TASK BRIEF -> In the listing below, locate the lines bearing the word "WLFI". Copy every one of them.

STORED DATA ->
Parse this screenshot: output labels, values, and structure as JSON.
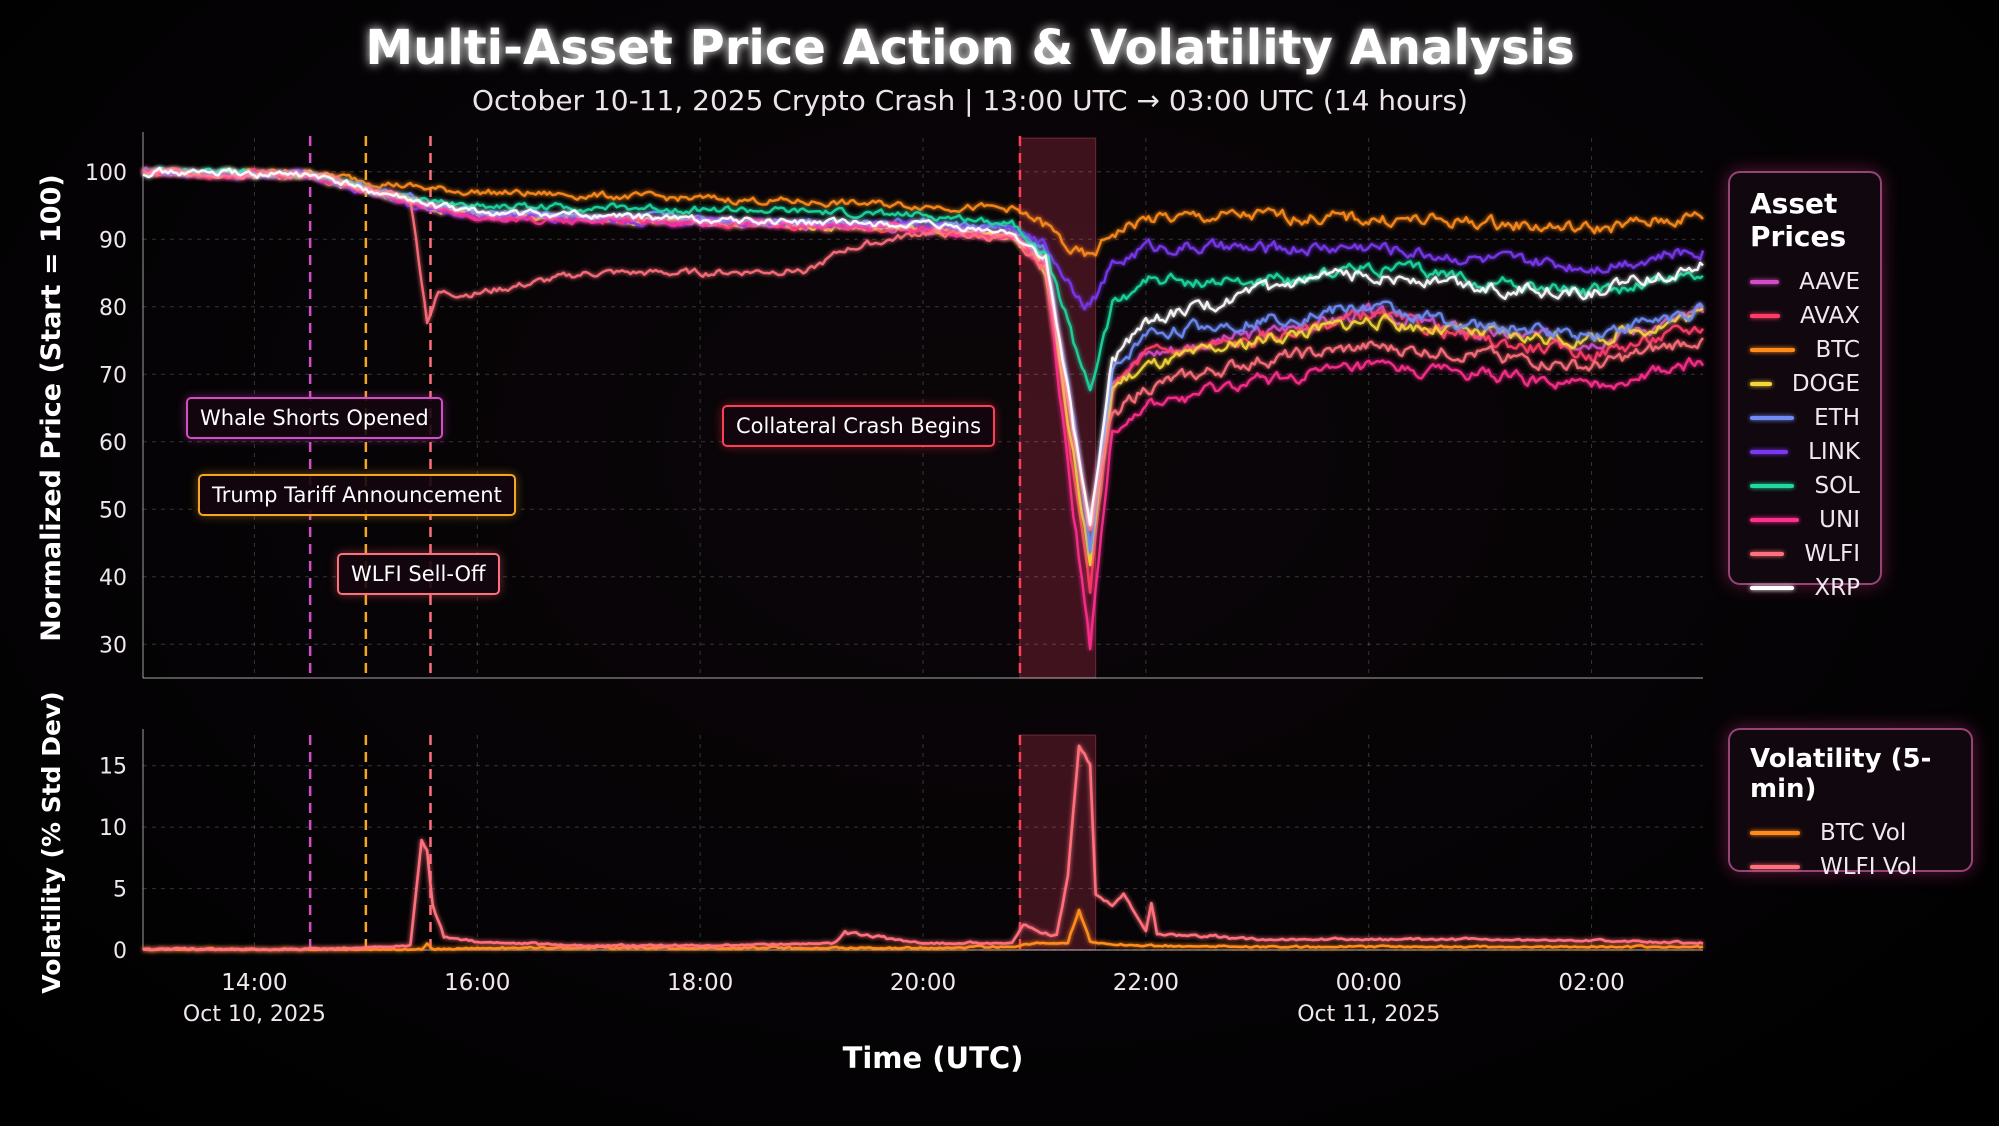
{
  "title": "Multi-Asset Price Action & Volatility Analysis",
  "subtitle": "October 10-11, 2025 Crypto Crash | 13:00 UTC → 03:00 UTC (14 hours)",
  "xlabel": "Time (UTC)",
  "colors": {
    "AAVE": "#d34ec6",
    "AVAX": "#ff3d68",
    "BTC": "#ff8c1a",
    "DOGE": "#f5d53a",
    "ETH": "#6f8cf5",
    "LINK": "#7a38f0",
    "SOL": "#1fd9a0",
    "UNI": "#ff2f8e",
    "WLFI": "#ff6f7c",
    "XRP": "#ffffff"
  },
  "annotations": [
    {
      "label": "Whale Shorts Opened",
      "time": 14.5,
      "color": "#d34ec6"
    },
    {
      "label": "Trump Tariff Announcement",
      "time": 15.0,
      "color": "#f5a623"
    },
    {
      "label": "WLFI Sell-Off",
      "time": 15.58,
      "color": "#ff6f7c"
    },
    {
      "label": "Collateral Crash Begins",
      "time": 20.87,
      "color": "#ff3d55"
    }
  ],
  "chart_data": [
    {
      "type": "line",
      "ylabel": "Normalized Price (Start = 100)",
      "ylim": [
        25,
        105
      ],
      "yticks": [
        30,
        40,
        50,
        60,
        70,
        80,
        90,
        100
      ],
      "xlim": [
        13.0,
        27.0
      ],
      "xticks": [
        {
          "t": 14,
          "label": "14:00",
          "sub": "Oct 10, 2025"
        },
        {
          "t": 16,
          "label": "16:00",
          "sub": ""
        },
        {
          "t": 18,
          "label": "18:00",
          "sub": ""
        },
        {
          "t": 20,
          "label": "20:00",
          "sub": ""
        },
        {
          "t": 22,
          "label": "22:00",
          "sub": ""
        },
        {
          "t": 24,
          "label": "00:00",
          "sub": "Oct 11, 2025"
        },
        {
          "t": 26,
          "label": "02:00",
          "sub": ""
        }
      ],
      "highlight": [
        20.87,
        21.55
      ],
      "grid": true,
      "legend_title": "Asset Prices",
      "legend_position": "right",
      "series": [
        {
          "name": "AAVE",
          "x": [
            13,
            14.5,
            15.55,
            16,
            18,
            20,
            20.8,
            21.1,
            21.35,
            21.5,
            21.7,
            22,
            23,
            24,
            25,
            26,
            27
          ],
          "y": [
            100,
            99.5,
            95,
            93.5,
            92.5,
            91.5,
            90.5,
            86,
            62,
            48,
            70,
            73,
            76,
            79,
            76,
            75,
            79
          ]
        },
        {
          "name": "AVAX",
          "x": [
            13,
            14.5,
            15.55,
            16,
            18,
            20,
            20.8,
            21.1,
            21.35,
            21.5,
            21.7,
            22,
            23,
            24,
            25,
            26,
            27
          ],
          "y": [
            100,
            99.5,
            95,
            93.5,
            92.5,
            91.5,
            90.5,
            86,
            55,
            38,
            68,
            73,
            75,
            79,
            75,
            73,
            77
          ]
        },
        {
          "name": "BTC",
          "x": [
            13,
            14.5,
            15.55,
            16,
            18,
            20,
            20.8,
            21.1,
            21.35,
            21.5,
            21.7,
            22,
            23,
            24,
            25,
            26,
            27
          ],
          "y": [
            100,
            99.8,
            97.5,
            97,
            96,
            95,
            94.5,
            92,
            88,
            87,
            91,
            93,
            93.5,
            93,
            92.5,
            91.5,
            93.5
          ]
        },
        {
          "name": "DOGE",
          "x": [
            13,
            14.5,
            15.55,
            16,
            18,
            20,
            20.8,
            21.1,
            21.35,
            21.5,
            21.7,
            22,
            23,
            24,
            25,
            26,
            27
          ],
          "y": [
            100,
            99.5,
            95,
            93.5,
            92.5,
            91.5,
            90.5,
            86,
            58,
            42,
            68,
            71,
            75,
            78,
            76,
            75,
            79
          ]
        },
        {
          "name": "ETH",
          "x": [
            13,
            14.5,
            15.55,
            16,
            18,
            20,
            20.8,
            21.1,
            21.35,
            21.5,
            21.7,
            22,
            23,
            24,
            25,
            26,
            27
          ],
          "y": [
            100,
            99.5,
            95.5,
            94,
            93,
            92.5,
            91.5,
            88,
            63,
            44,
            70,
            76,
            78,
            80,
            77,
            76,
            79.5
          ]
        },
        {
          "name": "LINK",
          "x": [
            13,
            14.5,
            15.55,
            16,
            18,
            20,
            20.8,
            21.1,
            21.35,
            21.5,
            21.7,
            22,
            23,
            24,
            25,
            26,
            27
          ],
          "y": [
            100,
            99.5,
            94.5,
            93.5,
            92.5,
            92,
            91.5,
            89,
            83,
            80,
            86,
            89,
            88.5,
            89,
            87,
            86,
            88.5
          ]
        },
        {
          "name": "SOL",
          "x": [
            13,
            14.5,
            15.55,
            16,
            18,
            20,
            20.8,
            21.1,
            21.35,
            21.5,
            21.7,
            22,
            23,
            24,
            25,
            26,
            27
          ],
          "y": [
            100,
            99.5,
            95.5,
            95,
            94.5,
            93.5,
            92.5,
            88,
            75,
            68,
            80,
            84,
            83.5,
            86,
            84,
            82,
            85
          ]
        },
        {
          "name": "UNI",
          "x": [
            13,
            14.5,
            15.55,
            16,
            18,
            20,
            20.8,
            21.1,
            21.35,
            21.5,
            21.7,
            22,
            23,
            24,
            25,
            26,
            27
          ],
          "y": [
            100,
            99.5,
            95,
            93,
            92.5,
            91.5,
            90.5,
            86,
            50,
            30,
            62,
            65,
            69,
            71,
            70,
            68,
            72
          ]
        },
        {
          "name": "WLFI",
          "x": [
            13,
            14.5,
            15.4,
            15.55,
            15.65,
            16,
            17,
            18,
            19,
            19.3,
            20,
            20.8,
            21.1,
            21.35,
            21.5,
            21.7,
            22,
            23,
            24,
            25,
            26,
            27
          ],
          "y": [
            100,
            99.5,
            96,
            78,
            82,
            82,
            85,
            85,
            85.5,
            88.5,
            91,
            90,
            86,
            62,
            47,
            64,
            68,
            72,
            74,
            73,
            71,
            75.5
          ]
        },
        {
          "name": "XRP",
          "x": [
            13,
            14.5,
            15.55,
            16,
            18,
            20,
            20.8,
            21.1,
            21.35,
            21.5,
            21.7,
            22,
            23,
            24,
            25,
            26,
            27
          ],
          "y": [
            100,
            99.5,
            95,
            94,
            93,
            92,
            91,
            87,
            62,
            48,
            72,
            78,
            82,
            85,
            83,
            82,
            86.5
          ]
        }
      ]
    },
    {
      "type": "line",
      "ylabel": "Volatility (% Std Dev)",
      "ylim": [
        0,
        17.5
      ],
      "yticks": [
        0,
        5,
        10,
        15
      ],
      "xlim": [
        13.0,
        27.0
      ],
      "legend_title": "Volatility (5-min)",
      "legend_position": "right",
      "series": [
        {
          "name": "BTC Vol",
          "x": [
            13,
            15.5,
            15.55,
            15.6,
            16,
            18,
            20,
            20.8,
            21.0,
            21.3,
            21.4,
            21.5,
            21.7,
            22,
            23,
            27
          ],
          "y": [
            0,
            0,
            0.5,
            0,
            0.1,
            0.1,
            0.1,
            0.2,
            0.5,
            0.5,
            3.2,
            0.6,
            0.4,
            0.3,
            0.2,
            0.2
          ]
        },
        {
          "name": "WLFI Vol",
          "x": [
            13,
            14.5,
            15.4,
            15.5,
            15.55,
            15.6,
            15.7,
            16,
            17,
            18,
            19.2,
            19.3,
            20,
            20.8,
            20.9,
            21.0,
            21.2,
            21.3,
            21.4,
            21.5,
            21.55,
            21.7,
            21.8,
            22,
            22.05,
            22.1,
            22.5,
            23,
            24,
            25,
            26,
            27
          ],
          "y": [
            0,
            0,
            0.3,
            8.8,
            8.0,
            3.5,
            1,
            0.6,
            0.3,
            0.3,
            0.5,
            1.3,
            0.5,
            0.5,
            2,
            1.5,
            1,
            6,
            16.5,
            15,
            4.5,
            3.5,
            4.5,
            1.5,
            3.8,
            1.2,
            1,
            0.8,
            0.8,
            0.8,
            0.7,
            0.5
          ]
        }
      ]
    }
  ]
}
--
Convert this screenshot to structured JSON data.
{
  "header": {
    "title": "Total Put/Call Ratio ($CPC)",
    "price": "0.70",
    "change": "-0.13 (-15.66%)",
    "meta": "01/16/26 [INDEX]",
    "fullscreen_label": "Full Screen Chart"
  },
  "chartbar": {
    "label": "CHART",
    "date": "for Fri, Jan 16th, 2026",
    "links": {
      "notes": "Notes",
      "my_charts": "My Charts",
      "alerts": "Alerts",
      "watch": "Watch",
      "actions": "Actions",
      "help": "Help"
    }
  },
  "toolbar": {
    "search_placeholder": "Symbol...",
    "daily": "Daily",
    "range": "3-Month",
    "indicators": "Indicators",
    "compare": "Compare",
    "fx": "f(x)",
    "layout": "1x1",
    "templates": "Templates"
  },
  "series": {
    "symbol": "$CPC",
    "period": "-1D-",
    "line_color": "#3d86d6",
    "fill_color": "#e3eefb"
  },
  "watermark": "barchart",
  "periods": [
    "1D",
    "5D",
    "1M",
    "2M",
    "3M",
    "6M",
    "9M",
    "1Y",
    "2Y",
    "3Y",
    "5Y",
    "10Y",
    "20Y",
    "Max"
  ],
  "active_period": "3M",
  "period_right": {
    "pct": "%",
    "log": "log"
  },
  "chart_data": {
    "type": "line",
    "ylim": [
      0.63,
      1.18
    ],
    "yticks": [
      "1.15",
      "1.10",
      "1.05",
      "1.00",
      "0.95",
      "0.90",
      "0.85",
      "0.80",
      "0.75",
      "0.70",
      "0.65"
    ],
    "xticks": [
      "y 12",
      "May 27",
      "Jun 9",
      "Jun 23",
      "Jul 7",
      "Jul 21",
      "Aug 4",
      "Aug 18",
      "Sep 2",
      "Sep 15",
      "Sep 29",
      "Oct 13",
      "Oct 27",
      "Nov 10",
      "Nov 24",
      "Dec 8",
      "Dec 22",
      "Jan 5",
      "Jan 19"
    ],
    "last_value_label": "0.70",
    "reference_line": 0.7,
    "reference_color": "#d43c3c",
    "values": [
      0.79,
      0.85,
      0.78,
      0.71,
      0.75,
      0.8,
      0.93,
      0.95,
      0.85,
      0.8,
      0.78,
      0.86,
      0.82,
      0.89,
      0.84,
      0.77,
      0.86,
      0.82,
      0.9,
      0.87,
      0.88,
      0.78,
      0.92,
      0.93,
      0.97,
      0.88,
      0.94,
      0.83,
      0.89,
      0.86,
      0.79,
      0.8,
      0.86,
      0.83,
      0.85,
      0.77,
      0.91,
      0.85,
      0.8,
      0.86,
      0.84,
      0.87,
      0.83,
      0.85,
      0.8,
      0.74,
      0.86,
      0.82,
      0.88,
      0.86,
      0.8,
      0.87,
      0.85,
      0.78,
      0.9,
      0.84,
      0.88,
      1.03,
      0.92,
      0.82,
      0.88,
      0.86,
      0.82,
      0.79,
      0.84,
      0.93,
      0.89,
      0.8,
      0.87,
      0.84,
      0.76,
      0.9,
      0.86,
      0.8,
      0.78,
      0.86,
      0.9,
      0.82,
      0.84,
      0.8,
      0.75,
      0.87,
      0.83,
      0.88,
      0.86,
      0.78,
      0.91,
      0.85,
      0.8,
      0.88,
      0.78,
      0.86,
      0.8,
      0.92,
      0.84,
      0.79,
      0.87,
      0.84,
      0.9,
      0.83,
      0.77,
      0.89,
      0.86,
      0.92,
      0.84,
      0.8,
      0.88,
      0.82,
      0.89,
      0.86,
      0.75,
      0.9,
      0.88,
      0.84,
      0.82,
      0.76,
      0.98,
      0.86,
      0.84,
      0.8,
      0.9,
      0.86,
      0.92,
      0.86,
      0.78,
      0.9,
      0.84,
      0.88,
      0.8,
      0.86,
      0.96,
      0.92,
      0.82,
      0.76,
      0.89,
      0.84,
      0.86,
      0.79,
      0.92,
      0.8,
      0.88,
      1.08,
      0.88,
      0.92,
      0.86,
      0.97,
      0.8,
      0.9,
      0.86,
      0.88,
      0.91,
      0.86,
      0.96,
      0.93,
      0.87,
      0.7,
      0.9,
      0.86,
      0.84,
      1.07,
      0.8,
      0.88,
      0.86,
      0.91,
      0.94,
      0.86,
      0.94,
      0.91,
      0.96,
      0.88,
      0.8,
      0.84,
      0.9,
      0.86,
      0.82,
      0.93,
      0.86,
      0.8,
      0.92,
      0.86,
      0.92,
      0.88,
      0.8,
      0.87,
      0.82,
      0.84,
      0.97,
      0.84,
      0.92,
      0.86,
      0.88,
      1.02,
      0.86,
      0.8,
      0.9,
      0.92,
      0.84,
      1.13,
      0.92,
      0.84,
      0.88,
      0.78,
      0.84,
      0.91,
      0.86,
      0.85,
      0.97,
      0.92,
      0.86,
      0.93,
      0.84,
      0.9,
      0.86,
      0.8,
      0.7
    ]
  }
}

TASK RESULT ->
    "WLFI": "#ff6f7c",
      "label": "WLFI Sell-Off",
          "name": "WLFI",
          "name": "WLFI Vol",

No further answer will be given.